RECORDS FOR THIS EXERCISE
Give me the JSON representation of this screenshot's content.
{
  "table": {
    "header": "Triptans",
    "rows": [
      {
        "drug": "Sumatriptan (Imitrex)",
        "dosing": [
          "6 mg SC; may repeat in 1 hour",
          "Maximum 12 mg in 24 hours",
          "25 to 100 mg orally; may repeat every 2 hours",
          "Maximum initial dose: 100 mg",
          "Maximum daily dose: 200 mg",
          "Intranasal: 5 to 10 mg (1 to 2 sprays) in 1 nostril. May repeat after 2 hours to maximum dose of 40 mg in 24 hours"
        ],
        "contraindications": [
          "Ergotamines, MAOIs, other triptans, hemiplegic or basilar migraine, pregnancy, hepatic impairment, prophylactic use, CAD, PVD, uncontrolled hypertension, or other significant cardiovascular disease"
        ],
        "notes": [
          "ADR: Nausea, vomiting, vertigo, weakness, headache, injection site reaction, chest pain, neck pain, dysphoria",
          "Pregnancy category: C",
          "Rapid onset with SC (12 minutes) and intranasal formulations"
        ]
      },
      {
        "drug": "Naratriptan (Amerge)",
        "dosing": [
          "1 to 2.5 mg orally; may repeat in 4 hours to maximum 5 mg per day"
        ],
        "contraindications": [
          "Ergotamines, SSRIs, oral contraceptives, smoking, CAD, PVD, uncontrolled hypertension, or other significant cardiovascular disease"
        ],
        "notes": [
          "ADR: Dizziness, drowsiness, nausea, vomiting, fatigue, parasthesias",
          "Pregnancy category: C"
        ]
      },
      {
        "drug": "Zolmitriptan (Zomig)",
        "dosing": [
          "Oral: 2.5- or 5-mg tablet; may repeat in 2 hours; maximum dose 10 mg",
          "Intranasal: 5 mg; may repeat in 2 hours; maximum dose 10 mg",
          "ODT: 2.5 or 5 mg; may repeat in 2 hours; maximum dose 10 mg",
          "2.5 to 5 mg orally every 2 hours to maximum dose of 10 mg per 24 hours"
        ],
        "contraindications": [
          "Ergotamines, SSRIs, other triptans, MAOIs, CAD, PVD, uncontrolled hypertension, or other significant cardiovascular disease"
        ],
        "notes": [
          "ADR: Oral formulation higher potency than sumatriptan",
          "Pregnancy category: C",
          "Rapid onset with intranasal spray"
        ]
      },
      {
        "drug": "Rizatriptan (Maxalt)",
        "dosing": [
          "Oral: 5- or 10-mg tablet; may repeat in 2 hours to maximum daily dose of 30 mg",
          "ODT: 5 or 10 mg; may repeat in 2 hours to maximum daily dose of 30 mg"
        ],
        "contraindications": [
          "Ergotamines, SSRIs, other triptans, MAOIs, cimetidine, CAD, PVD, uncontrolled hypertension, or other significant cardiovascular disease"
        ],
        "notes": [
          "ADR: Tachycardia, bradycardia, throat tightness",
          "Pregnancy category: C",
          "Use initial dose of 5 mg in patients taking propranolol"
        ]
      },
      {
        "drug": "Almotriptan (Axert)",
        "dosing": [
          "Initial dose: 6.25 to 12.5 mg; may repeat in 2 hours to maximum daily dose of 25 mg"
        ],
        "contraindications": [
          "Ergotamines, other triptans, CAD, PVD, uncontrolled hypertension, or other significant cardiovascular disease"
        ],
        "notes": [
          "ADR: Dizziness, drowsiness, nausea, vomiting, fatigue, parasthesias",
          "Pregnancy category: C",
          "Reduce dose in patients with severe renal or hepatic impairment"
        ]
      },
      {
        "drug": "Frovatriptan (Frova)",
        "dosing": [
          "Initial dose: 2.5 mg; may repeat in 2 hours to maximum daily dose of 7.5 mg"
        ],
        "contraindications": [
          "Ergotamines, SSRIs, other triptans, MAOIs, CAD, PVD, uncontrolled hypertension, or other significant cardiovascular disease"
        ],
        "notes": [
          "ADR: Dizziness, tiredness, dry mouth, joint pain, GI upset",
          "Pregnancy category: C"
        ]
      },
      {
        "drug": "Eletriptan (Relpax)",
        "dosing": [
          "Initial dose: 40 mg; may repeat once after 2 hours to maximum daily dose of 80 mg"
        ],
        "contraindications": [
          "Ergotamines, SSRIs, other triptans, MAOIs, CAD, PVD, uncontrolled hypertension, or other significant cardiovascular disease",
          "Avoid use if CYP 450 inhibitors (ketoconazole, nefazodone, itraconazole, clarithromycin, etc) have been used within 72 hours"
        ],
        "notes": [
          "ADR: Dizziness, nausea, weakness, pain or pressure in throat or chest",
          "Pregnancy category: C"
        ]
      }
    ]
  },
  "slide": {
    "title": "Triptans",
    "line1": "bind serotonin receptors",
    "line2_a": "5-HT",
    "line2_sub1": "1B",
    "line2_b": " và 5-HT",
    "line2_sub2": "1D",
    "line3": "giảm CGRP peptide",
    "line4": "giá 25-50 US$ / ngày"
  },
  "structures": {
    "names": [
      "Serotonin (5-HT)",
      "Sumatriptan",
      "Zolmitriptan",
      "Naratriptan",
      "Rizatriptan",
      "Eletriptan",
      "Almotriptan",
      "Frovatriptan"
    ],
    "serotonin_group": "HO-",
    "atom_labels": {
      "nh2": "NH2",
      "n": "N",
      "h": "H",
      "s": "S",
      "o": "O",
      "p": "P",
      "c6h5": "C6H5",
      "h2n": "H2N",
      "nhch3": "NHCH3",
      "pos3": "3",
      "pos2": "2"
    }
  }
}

ACTIVITY
The lines to copy are those above that contain the string "patients".

RESULT OF THIS TASK
          "Use initial dose of 5 mg in patients taking propranolol"
          "Reduce dose in patients with severe renal or hepatic impairment"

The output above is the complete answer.